(Figure contents as structured data)
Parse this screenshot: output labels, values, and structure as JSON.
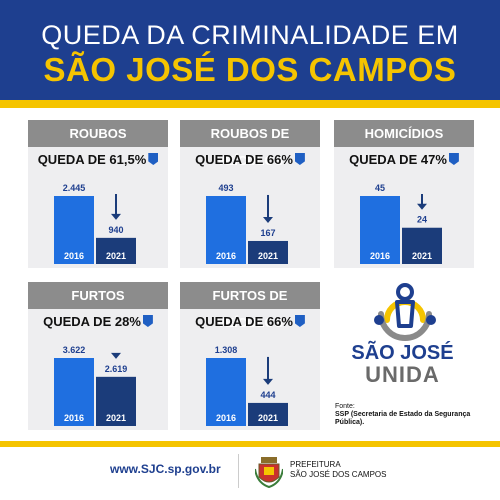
{
  "header": {
    "line1": "QUEDA DA CRIMINALIDADE EM",
    "line2": "SÃO JOSÉ DOS CAMPOS"
  },
  "colors": {
    "navy": "#1e3f8f",
    "yellow": "#f5c400",
    "bar_2016": "#1f6fe0",
    "bar_2021": "#1b3c7a",
    "card_head": "#8c8c8c",
    "card_bg": "#eeeef0"
  },
  "chart_data": [
    {
      "type": "bar",
      "title": "ROUBOS",
      "subtitle": "QUEDA DE 61,5%",
      "categories": [
        "2016",
        "2021"
      ],
      "values": [
        2445,
        940
      ],
      "value_labels": [
        "2.445",
        "940"
      ]
    },
    {
      "type": "bar",
      "title": "ROUBOS DE VEÍCULOS",
      "subtitle": "QUEDA DE 66%",
      "categories": [
        "2016",
        "2021"
      ],
      "values": [
        493,
        167
      ],
      "value_labels": [
        "493",
        "167"
      ]
    },
    {
      "type": "bar",
      "title": "HOMICÍDIOS",
      "subtitle": "QUEDA DE 47%",
      "categories": [
        "2016",
        "2021"
      ],
      "values": [
        45,
        24
      ],
      "value_labels": [
        "45",
        "24"
      ]
    },
    {
      "type": "bar",
      "title": "FURTOS",
      "subtitle": "QUEDA DE 28%",
      "categories": [
        "2016",
        "2021"
      ],
      "values": [
        3622,
        2619
      ],
      "value_labels": [
        "3.622",
        "2.619"
      ]
    },
    {
      "type": "bar",
      "title": "FURTOS DE VEÍCULOS",
      "subtitle": "QUEDA DE 66%",
      "categories": [
        "2016",
        "2021"
      ],
      "values": [
        1308,
        444
      ],
      "value_labels": [
        "1.308",
        "444"
      ]
    }
  ],
  "logo": {
    "line1": "SÃO JOSÉ",
    "line2": "UNIDA"
  },
  "source": {
    "label": "Fonte:",
    "text": "SSP (Secretaria de Estado da Segurança Pública)."
  },
  "footer": {
    "site": "www.SJC.sp.gov.br",
    "pref_line1": "PREFEITURA",
    "pref_line2": "SÃO JOSÉ DOS CAMPOS"
  }
}
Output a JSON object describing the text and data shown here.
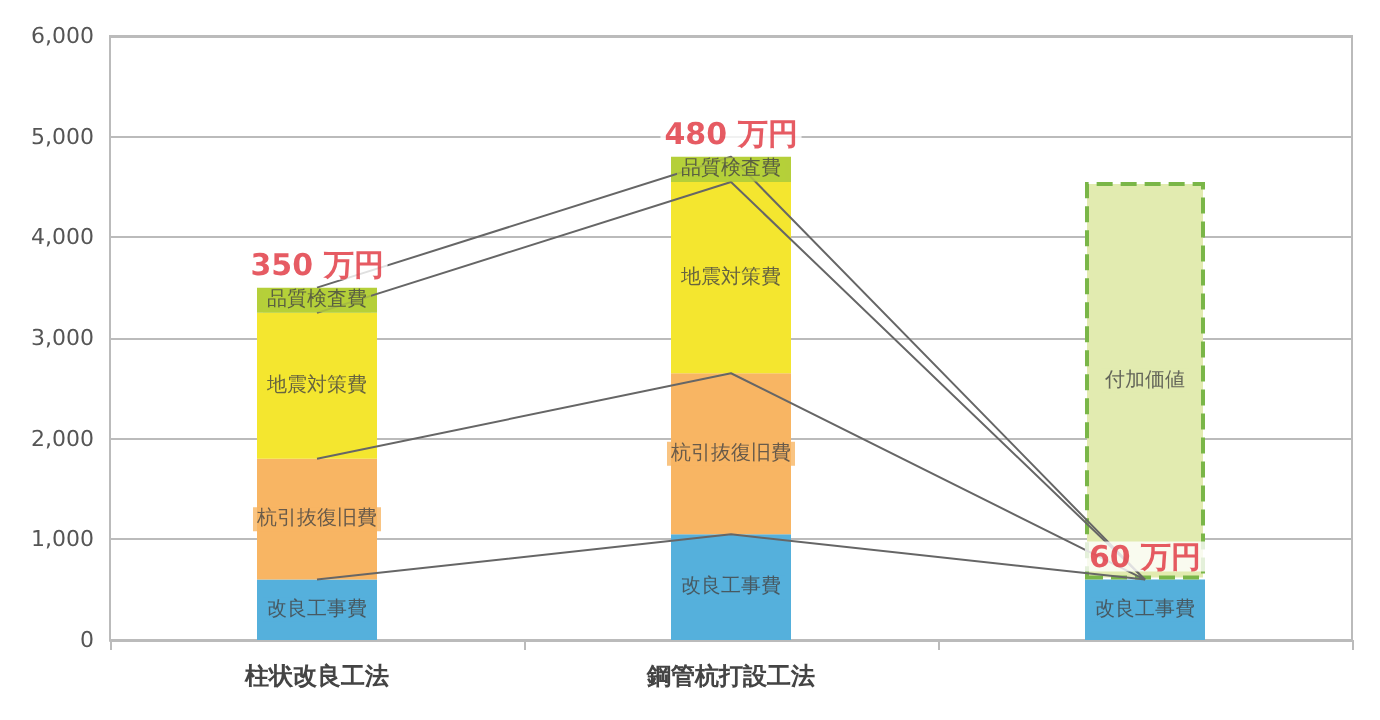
{
  "chart_data": {
    "type": "bar",
    "stacked": true,
    "categories": [
      "柱状改良工法",
      "鋼管杭打設工法",
      null
    ],
    "ylim": [
      0,
      6000
    ],
    "yticks": [
      0,
      {
        "value": 1000,
        "label": "1,000"
      },
      {
        "value": 2000,
        "label": "2,000"
      },
      {
        "value": 3000,
        "label": "3,000"
      },
      {
        "value": 4000,
        "label": "4,000"
      },
      {
        "value": 5000,
        "label": "5,000"
      },
      {
        "value": 6000,
        "label": "6,000"
      }
    ],
    "grid": "y",
    "legend": false,
    "annotations": [
      {
        "text": "350 万円",
        "x": "柱状改良工法",
        "y": 3500
      },
      {
        "text": "480 万円",
        "x": "鋼管杭打設工法",
        "y": 4800
      },
      {
        "text": "60 万円",
        "y": 600
      }
    ],
    "series": [
      {
        "name": "改良工事費",
        "color": "#55b0dc",
        "values": [
          600,
          1050,
          600
        ]
      },
      {
        "name": "杭引抜復旧費",
        "color": "#f8b563",
        "values": [
          1200,
          1600,
          null
        ]
      },
      {
        "name": "地震対策費",
        "color": "#f4e62f",
        "values": [
          1450,
          1900,
          null
        ]
      },
      {
        "name": "品質検査費",
        "color": "#b5cf3a",
        "values": [
          250,
          250,
          null
        ]
      },
      {
        "name": "付加価値",
        "color": "#e2ebb0",
        "line_style": "dashed",
        "values": [
          null,
          null,
          3950
        ]
      },
      {
        "type": "line",
        "color": "#666666",
        "values": [
          600,
          1050,
          600
        ]
      },
      {
        "type": "line",
        "color": "#666666",
        "values": [
          1800,
          2650,
          600
        ]
      },
      {
        "type": "line",
        "color": "#666666",
        "values": [
          3250,
          4550,
          600
        ]
      },
      {
        "type": "line",
        "color": "#666666",
        "values": [
          3500,
          4800,
          600
        ]
      }
    ]
  }
}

Required task:
Filter the records above for lines containing the word "JSON", and copy those lines.

Solution for this problem:
Parse this screenshot: output labels, values, and structure as JSON.
Output a JSON object describing the text and data shown here.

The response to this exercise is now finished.